[DataPipe] Unlimited buffer for Forker and Demultiplexer (#64994)

author Erjia Guan <erjia@fb.com>

Mon, 20 Sep 2021 15:54:36 +0000 (08:54 -0700)

committer Facebook GitHub Bot <facebook-github-bot@users.noreply.github.com>

Mon, 20 Sep 2021 16:30:39 +0000 (09:30 -0700)
author Erjia Guan <erjia@fb.com>
Mon, 20 Sep 2021 15:54:36 +0000 (08:54 -0700)
committer Facebook GitHub Bot <facebook-github-bot@users.noreply.github.com>
Mon, 20 Sep 2021 16:30:39 +0000 (09:30 -0700)
diff --git a/test/test_datapipe.py b/test/test_datapipe.py

index b0e1d06..0da0c0a 100644 (file)
--- a/test/test_datapipe.py
+++ b/test/test_datapipe.py
@@ -720,6 +720,12 @@ class TestFunctionalIterDataPipe(TestCase):
      def test_fork_datapipe(self):
          input_dp = IDP(range(10))
  
+        with self.assertRaises(ValueError):
+            input_dp.fork(num_instances=0)
+
+        dp1 = input_dp.fork(num_instances=1)
+        self.assertEqual(dp1, input_dp)
+
          # Test Case: making sure all child DataPipe shares the same reference
          dp1, dp2, dp3 = input_dp.fork(num_instances=3)

* _Supplied material_:
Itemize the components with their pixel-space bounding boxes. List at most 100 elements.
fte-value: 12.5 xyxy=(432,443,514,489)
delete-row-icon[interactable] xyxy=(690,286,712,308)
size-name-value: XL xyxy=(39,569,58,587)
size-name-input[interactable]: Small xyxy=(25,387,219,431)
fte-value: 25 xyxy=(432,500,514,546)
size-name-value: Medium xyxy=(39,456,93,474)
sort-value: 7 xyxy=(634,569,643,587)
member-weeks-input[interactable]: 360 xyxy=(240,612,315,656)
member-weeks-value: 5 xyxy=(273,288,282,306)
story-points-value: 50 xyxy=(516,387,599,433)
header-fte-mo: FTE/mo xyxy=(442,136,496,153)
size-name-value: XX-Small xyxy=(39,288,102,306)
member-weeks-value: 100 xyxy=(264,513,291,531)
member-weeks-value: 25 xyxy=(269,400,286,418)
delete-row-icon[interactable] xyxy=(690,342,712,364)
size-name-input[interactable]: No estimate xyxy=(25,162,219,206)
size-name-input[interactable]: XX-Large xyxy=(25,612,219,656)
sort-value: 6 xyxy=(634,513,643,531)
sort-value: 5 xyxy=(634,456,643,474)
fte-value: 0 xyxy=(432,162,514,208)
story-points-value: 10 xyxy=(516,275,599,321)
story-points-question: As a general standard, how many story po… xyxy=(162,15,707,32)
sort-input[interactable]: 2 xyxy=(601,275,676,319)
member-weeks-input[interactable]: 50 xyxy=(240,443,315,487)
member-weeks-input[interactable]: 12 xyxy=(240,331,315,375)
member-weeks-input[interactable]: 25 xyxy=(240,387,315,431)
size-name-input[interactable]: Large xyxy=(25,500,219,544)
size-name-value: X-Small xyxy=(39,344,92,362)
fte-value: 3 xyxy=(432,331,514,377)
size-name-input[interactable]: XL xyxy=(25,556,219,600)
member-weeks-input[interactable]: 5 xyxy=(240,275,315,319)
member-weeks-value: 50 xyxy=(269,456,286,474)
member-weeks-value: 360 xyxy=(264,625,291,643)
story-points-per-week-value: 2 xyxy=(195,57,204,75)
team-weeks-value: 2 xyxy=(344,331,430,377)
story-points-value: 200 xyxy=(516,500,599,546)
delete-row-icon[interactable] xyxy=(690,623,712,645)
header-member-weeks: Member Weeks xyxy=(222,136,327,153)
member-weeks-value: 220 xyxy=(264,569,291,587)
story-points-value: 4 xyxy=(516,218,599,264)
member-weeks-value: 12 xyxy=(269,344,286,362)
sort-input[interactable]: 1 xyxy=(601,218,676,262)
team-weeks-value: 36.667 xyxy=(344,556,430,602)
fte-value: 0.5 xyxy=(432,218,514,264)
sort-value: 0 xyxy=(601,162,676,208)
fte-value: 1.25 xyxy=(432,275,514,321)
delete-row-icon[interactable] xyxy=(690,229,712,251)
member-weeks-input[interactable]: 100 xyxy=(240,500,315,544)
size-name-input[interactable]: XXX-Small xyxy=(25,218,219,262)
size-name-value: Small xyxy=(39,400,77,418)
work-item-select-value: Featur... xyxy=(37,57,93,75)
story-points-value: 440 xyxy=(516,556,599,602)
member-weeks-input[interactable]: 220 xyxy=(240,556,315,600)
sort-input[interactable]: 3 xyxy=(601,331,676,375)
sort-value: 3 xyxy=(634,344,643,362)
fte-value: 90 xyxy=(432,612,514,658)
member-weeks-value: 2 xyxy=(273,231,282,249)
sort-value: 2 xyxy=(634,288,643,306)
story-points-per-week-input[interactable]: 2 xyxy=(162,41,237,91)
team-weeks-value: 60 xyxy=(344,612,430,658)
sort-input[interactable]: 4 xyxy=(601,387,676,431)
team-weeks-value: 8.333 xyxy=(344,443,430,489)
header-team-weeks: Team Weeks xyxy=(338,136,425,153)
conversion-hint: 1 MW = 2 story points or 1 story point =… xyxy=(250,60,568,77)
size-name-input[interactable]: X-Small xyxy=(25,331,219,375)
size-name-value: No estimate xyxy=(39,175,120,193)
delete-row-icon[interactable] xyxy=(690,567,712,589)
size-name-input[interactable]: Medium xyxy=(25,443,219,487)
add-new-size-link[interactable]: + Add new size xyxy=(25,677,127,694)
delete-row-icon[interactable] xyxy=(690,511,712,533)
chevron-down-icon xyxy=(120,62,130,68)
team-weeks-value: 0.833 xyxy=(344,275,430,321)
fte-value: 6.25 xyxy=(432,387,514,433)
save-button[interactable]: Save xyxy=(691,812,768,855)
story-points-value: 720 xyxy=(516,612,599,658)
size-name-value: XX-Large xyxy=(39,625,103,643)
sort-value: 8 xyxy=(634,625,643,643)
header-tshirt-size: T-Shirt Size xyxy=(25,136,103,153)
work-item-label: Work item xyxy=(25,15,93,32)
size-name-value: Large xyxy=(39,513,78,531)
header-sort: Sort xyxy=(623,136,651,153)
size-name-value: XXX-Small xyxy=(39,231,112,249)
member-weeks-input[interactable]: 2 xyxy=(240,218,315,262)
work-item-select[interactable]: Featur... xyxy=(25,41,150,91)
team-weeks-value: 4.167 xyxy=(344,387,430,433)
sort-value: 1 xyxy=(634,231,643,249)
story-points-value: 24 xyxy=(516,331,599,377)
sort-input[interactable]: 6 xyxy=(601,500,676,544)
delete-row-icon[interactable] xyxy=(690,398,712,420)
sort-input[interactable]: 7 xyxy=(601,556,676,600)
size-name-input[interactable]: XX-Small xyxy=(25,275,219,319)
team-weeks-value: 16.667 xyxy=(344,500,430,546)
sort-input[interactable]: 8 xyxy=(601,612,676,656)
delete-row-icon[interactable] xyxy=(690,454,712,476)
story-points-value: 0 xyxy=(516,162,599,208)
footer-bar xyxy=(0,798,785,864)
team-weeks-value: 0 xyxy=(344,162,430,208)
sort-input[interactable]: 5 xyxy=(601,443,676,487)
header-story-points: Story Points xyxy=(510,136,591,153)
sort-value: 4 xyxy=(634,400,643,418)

* _Parts of the exercise_:
**a.** In the commit page, which exception does the test expect when fork is called with num_instances=0?
**b.** Convert the listing into a JSON list of strings with one string per line and blank lines omitted. Begin at the first line of the listing and stop after the line that contains "sort-value: 7 xyxy=(634,569,643,587)".
The commit page and the listing are unrelated to each other.

* _Expected outputs_:
**a.** ValueError

**b.**
[
  "Itemize the components with their pixel-space bounding boxes. List at most 100 elements.",
  "fte-value: 12.5 xyxy=(432,443,514,489)",
  "delete-row-icon[interactable] xyxy=(690,286,712,308)",
  "size-name-value: XL xyxy=(39,569,58,587)",
  "size-name-input[interactable]: Small xyxy=(25,387,219,431)",
  "fte-value: 25 xyxy=(432,500,514,546)",
  "size-name-value: Medium xyxy=(39,456,93,474)",
  "sort-value: 7 xyxy=(634,569,643,587)"
]